┌────────

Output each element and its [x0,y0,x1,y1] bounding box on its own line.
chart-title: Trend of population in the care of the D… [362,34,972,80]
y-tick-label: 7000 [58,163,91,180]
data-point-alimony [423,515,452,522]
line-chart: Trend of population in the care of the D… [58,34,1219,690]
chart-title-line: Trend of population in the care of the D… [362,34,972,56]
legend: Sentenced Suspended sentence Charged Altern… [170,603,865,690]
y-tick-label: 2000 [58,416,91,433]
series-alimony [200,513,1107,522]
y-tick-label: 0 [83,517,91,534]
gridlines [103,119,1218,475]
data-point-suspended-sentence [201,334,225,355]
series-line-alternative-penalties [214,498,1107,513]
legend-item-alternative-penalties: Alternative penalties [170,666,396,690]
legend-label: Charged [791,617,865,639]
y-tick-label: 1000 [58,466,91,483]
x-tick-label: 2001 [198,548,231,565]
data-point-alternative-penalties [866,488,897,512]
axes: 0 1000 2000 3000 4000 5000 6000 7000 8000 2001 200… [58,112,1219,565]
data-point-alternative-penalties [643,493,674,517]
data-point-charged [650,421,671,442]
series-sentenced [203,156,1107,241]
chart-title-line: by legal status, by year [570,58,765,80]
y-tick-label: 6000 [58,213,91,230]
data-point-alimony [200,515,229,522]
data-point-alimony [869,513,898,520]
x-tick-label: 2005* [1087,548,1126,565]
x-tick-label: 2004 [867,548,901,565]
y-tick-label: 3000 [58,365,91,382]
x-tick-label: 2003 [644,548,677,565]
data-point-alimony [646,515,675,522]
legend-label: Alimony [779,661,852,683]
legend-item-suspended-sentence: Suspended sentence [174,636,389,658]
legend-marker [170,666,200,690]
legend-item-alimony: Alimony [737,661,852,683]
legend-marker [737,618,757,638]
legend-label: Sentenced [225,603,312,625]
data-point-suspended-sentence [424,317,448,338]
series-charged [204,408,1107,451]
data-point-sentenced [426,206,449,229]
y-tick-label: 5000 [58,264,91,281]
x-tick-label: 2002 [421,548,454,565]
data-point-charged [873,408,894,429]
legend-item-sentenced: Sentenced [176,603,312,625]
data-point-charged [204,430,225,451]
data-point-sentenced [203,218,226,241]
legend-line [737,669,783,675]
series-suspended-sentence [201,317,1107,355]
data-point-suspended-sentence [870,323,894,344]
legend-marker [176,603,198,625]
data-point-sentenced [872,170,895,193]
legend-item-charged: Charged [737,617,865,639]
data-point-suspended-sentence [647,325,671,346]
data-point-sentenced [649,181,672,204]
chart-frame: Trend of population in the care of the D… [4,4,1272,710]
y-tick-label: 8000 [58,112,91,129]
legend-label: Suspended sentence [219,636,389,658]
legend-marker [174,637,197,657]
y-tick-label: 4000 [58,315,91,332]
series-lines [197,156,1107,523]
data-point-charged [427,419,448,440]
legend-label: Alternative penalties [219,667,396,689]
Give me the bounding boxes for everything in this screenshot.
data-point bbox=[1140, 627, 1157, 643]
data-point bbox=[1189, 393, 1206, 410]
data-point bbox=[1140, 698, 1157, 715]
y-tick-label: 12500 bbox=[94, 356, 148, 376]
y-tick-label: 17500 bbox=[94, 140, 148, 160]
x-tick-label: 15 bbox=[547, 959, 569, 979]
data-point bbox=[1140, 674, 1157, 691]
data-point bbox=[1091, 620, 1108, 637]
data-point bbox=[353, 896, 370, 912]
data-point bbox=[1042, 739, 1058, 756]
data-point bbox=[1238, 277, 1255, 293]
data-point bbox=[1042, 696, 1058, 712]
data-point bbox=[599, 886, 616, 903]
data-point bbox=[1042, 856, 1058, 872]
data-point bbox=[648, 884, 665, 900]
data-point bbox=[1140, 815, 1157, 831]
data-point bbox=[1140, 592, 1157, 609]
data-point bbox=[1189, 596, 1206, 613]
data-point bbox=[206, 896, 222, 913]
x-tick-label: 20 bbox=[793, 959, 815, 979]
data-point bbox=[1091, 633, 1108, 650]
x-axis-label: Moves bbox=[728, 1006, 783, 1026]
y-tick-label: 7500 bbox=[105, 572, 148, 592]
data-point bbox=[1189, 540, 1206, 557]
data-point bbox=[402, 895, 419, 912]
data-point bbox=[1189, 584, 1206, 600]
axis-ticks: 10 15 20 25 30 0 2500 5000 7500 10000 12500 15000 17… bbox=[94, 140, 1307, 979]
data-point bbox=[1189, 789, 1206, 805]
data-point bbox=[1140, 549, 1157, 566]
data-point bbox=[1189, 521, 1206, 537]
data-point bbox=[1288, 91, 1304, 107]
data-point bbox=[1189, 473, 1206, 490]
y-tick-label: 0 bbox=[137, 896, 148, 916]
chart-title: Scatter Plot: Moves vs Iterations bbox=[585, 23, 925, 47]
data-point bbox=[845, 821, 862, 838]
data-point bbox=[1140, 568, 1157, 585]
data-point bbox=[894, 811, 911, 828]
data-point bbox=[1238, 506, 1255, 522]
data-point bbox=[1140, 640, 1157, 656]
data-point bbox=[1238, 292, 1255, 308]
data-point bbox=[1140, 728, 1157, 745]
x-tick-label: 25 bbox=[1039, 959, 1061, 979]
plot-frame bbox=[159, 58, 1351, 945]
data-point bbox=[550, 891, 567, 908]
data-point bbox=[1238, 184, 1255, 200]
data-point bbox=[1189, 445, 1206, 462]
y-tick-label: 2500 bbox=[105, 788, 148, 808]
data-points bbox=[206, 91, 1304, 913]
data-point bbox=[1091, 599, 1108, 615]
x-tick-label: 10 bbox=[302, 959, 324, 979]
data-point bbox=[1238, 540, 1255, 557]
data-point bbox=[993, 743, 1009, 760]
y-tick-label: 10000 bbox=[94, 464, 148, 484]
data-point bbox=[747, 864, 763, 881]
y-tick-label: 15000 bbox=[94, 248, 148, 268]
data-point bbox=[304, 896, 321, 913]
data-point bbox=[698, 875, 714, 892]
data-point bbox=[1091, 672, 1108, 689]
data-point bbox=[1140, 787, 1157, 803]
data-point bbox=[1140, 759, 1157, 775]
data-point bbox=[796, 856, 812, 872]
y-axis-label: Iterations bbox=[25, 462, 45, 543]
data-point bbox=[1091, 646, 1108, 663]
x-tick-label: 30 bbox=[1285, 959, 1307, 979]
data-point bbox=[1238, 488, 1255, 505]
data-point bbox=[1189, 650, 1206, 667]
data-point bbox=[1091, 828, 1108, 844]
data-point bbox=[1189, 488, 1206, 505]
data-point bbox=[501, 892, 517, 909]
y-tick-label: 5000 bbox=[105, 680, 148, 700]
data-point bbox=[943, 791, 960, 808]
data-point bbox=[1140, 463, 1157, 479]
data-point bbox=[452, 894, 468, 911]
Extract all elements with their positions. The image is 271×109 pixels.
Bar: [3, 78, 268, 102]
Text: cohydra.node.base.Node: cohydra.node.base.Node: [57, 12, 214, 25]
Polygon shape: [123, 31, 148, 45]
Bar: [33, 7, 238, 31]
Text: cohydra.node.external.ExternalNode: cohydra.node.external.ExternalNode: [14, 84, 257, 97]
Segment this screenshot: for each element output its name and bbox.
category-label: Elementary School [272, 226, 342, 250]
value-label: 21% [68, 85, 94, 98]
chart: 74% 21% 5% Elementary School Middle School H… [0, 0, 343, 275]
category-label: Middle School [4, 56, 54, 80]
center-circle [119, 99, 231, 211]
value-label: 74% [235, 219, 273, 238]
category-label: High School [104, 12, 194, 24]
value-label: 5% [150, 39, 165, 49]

└────────

* What you have to do
Which lines of the material contain the string "Moves"? Copy out each one in full.

* Solution for this problem
x-axis-label: Moves bbox=[728, 1006, 783, 1026]
chart-title: Scatter Plot: Moves vs Iterations bbox=[585, 23, 925, 47]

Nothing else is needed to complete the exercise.